• [RECORDS FOR THIS EXERCISE]
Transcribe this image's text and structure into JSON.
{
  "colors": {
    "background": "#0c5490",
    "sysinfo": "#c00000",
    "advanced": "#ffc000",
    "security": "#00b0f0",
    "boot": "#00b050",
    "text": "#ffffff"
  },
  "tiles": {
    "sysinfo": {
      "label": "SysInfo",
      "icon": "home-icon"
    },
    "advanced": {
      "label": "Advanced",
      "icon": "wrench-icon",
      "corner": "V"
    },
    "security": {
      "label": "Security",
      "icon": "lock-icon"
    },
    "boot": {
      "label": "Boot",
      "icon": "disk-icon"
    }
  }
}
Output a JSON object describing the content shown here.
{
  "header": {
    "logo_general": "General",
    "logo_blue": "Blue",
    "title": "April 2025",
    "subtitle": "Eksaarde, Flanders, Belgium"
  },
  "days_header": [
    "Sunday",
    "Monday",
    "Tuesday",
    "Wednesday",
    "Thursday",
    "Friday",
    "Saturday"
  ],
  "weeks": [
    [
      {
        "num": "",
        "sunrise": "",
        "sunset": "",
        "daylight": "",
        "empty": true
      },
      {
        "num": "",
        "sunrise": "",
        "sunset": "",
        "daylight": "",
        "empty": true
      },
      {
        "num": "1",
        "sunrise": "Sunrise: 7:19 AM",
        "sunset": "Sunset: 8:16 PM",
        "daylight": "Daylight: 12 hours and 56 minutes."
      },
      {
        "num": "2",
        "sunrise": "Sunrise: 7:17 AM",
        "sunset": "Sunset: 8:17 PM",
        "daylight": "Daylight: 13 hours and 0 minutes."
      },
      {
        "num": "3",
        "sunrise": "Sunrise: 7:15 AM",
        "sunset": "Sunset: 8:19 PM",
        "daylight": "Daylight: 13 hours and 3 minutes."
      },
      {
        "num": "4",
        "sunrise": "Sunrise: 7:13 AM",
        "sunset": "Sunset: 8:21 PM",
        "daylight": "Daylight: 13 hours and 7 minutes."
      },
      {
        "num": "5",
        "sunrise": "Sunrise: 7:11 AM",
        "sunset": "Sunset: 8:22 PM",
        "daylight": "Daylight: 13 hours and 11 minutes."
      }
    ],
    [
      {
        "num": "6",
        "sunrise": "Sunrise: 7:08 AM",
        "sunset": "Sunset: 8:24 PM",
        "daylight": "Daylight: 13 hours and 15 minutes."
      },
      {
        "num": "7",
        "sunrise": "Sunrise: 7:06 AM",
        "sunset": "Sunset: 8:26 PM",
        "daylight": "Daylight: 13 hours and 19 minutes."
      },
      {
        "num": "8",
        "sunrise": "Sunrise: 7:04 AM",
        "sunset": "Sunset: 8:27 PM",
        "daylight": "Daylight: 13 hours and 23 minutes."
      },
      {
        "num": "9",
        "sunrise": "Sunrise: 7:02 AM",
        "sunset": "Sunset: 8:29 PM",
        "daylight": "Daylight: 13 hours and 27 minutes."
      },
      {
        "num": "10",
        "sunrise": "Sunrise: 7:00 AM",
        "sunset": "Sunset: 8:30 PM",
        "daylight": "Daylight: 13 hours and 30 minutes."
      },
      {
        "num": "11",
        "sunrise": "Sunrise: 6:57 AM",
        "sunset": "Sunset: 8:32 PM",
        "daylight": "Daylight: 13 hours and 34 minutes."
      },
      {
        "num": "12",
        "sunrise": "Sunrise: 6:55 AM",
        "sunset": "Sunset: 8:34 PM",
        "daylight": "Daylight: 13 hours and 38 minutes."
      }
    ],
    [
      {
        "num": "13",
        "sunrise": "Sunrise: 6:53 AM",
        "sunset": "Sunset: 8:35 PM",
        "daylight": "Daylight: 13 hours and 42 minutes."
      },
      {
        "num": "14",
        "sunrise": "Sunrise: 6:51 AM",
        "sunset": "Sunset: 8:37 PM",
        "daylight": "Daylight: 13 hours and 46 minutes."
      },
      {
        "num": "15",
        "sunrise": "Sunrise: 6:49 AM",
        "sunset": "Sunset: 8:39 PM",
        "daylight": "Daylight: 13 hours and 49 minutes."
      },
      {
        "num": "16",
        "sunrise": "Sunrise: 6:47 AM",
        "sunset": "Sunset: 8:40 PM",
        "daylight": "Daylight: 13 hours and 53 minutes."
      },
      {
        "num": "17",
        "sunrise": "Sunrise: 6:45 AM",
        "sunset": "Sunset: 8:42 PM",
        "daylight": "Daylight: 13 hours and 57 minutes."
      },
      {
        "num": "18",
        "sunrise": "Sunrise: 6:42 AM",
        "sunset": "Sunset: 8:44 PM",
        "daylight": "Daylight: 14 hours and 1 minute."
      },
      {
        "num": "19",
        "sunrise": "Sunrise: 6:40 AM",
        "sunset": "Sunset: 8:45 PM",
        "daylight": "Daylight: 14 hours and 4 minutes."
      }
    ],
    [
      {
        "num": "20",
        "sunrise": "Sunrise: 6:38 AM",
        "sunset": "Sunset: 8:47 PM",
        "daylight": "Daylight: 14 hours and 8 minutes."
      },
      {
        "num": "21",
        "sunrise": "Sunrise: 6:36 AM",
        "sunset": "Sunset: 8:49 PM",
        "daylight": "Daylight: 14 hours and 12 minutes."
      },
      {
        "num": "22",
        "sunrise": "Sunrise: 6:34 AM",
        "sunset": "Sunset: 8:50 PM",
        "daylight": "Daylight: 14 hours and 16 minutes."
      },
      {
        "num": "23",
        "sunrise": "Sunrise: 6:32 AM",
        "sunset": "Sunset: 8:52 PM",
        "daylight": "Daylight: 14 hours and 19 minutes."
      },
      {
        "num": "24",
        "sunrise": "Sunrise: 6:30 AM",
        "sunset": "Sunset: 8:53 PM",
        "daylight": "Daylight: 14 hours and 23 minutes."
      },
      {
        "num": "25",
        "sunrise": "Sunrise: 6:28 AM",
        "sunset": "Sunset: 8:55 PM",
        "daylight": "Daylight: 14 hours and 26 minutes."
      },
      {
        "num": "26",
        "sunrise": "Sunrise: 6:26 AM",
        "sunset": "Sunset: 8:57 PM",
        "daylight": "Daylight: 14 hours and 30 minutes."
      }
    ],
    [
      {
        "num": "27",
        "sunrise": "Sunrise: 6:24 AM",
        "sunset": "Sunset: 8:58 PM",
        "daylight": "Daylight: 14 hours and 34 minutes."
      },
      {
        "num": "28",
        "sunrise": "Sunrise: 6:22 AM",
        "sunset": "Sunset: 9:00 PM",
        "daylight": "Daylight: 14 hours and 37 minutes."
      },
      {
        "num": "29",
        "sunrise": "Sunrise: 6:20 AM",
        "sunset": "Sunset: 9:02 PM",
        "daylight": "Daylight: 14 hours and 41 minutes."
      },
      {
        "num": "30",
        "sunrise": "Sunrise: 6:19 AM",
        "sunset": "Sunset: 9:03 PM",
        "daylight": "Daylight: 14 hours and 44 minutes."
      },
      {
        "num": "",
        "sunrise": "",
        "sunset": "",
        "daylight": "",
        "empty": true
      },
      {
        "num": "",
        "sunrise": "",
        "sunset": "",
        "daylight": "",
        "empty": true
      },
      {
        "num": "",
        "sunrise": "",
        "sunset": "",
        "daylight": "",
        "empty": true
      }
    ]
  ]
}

• [TASK] Which lines hold the word "JSON"? Copy every one of them.

• [RESULT FOR THIS EXERCISE]
Transcribe this image's text and structure into JSON.
Output a JSON object describing the content shown here.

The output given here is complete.